— EXERCISE GOAL —
Would you quote the material below in full and unchanged?

— MATERIALS PROVIDED —
* * * * * * * * *
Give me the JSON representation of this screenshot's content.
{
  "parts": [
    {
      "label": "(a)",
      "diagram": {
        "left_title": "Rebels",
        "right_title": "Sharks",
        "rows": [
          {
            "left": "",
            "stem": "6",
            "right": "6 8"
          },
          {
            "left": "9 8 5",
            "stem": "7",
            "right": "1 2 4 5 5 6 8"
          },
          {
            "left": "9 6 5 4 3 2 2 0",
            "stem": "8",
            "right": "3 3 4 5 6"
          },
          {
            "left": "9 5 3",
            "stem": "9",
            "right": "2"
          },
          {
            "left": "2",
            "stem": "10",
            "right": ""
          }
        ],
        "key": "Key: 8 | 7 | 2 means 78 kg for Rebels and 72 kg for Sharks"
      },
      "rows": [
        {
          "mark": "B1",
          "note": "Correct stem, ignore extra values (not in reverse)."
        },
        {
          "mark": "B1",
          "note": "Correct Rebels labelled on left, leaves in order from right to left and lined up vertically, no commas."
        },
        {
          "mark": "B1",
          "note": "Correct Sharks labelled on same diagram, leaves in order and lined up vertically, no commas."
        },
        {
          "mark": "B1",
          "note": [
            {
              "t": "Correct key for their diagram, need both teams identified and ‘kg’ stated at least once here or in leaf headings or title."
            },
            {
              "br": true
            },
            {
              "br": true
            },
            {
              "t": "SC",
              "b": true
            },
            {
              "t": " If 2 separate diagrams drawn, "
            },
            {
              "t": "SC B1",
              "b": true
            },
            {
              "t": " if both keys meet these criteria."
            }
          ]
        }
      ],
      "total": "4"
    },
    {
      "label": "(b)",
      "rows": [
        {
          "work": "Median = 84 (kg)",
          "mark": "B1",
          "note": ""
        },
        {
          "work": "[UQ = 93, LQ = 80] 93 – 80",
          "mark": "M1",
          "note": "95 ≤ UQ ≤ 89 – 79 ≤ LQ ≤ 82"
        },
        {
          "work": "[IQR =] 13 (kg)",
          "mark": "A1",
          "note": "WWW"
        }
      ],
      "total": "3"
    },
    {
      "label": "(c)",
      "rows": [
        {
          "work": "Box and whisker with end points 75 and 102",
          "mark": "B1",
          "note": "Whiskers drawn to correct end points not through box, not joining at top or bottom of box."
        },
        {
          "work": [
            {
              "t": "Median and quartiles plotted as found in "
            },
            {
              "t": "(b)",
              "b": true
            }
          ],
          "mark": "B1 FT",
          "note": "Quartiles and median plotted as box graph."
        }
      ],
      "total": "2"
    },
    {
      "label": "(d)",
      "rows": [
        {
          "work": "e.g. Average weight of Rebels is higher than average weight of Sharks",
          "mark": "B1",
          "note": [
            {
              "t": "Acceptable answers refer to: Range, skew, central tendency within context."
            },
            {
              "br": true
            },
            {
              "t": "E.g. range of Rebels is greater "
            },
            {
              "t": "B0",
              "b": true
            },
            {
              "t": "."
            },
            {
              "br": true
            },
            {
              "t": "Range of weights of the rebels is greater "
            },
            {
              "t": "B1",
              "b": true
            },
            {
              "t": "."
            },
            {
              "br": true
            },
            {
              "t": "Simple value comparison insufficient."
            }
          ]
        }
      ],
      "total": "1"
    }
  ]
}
* * * * * * * * *
— THE OUTPUT —
Give me the JSON representation of this screenshot's content.
{
  "parts": [
    {
      "label": "(a)",
      "diagram": {
        "left_title": "Rebels",
        "right_title": "Sharks",
        "rows": [
          {
            "left": "",
            "stem": "6",
            "right": "6 8"
          },
          {
            "left": "9 8 5",
            "stem": "7",
            "right": "1 2 4 5 5 6 8"
          },
          {
            "left": "9 6 5 4 3 2 2 0",
            "stem": "8",
            "right": "3 3 4 5 6"
          },
          {
            "left": "9 5 3",
            "stem": "9",
            "right": "2"
          },
          {
            "left": "2",
            "stem": "10",
            "right": ""
          }
        ],
        "key": "Key: 8 | 7 | 2 means 78 kg for Rebels and 72 kg for Sharks"
      },
      "rows": [
        {
          "mark": "B1",
          "note": "Correct stem, ignore extra values (not in reverse)."
        },
        {
          "mark": "B1",
          "note": "Correct Rebels labelled on left, leaves in order from right to left and lined up vertically, no commas."
        },
        {
          "mark": "B1",
          "note": "Correct Sharks labelled on same diagram, leaves in order and lined up vertically, no commas."
        },
        {
          "mark": "B1",
          "note": [
            {
              "t": "Correct key for their diagram, need both teams identified and ‘kg’ stated at least once here or in leaf headings or title."
            },
            {
              "br": true
            },
            {
              "br": true
            },
            {
              "t": "SC",
              "b": true
            },
            {
              "t": " If 2 separate diagrams drawn, "
            },
            {
              "t": "SC B1",
              "b": true
            },
            {
              "t": " if both keys meet these criteria."
            }
          ]
        }
      ],
      "total": "4"
    },
    {
      "label": "(b)",
      "rows": [
        {
          "work": "Median = 84 (kg)",
          "mark": "B1",
          "note": ""
        },
        {
          "work": "[UQ = 93, LQ = 80] 93 – 80",
          "mark": "M1",
          "note": "95 ≤ UQ ≤ 89 – 79 ≤ LQ ≤ 82"
        },
        {
          "work": "[IQR =] 13 (kg)",
          "mark": "A1",
          "note": "WWW"
        }
      ],
      "total": "3"
    },
    {
      "label": "(c)",
      "rows": [
        {
          "work": "Box and whisker with end points 75 and 102",
          "mark": "B1",
          "note": "Whiskers drawn to correct end points not through box, not joining at top or bottom of box."
        },
        {
          "work": [
            {
              "t": "Median and quartiles plotted as found in "
            },
            {
              "t": "(b)",
              "b": true
            }
          ],
          "mark": "B1 FT",
          "note": "Quartiles and median plotted as box graph."
        }
      ],
      "total": "2"
    },
    {
      "label": "(d)",
      "rows": [
        {
          "work": "e.g. Average weight of Rebels is higher than average weight of Sharks",
          "mark": "B1",
          "note": [
            {
              "t": "Acceptable answers refer to: Range, skew, central tendency within context."
            },
            {
              "br": true
            },
            {
              "t": "E.g. range of Rebels is greater "
            },
            {
              "t": "B0",
              "b": true
            },
            {
              "t": "."
            },
            {
              "br": true
            },
            {
              "t": "Range of weights of the rebels is greater "
            },
            {
              "t": "B1",
              "b": true
            },
            {
              "t": "."
            },
            {
              "br": true
            },
            {
              "t": "Simple value comparison insufficient."
            }
          ]
        }
      ],
      "total": "1"
    }
  ]
}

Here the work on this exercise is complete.